[BEGIN Record set]

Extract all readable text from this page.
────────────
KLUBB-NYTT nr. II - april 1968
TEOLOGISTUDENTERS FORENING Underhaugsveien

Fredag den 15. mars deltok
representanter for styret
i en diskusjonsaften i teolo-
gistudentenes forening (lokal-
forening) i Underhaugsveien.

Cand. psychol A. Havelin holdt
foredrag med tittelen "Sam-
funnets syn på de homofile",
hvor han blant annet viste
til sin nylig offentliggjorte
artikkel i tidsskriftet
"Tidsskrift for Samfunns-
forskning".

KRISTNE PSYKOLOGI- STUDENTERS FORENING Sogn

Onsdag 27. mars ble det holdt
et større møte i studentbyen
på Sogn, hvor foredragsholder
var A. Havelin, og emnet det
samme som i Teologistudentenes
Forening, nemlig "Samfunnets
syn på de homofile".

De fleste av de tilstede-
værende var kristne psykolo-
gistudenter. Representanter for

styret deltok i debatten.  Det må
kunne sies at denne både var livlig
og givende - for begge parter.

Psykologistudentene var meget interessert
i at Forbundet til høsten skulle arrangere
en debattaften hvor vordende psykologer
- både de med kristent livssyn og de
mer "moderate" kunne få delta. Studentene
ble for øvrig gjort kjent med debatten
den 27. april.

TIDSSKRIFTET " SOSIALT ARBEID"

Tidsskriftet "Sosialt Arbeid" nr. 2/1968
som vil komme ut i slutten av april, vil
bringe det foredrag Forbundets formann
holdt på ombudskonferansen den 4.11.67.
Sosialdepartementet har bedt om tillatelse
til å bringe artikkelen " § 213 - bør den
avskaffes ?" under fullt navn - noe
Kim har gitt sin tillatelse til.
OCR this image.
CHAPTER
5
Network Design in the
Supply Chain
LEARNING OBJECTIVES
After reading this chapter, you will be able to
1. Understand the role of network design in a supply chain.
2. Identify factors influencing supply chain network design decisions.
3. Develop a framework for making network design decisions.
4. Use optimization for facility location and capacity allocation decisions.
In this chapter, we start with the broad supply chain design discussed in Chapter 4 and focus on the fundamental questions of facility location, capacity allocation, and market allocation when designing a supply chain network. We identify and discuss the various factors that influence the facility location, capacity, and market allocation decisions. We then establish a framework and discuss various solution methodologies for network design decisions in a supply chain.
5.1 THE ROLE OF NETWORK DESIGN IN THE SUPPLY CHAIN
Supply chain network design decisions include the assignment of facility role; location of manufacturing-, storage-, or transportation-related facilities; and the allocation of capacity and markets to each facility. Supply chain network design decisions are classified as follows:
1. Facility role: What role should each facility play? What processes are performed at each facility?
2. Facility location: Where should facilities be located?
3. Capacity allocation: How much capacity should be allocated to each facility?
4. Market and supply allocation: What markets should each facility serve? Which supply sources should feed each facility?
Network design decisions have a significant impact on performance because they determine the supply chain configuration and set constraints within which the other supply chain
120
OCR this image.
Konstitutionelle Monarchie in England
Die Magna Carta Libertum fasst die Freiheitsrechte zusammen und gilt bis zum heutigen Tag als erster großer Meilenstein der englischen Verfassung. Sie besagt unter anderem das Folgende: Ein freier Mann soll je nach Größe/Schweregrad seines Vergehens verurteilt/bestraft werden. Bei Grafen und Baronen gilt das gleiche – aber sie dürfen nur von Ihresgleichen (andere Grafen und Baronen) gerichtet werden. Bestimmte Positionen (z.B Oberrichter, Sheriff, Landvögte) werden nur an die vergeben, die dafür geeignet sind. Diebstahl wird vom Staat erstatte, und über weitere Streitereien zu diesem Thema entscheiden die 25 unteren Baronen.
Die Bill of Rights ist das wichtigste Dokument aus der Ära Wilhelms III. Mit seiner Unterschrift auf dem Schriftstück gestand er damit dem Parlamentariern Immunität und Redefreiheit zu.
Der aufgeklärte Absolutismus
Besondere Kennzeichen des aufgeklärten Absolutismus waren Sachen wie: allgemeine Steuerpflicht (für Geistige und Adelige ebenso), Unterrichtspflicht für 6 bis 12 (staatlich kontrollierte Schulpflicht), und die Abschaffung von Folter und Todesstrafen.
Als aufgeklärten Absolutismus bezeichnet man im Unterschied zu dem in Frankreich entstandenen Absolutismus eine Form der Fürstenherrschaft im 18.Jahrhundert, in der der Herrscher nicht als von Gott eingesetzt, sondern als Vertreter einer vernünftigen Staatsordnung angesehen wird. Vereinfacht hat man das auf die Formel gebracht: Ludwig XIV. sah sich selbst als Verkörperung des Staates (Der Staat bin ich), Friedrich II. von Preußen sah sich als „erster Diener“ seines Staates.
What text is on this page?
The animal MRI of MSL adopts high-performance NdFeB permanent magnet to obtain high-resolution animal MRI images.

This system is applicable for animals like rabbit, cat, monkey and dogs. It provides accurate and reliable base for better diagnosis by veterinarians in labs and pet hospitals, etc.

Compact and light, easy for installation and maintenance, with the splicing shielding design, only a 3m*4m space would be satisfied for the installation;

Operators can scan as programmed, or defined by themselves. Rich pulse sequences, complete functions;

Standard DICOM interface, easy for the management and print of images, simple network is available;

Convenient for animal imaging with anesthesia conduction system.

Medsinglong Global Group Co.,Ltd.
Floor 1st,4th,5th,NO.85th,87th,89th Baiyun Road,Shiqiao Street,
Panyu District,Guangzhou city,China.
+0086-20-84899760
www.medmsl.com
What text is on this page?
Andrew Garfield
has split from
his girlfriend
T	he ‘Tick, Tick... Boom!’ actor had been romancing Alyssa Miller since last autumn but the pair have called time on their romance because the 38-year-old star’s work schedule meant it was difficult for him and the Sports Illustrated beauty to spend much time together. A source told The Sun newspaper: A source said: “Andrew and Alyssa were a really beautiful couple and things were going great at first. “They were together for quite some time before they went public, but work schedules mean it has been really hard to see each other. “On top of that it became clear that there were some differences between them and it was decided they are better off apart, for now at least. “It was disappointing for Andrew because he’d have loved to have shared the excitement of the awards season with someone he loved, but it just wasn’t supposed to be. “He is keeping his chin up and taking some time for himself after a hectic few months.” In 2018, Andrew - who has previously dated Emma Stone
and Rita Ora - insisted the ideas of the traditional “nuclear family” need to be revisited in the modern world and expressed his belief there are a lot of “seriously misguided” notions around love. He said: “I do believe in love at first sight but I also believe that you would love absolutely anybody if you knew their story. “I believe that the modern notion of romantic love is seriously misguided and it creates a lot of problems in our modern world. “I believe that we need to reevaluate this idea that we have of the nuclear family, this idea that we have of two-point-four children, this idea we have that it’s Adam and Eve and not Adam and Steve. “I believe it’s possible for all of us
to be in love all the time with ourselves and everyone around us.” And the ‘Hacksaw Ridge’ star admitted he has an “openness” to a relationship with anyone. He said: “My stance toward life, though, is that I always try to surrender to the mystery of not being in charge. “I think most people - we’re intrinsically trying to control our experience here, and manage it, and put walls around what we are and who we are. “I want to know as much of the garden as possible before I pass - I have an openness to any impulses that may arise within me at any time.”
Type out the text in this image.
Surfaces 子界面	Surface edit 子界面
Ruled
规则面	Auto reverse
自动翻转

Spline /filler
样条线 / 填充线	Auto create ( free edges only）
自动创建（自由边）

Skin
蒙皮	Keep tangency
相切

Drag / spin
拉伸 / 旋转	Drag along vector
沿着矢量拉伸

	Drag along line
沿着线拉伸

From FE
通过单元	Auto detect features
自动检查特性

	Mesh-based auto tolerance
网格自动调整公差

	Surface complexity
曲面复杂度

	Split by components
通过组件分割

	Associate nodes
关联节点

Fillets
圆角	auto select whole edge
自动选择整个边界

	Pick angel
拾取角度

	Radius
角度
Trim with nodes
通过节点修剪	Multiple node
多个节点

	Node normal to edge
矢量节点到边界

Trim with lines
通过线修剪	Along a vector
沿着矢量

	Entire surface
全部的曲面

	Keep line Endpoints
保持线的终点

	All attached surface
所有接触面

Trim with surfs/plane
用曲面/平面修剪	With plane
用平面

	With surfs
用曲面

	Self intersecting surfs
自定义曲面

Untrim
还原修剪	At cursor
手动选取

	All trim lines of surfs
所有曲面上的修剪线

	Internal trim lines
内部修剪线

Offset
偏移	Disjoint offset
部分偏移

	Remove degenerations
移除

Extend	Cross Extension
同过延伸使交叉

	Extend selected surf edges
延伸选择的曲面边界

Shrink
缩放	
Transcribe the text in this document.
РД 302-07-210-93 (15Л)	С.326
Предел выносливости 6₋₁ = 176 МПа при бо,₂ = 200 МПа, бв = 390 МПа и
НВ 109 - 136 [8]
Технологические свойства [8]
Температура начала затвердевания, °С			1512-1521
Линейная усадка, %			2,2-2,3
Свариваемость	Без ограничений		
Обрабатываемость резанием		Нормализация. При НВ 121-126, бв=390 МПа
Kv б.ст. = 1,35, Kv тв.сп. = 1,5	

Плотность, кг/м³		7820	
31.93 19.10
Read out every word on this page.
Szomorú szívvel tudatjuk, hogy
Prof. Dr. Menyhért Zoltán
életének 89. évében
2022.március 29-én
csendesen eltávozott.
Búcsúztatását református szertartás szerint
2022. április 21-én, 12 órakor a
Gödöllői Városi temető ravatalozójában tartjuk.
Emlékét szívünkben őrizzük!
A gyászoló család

[END Record set]

**To do**
Extract every line from the records above that contains the word "mars".

**Result for this task**
Fredag den 15. mars deltok
Onsdag 27. mars ble det holdt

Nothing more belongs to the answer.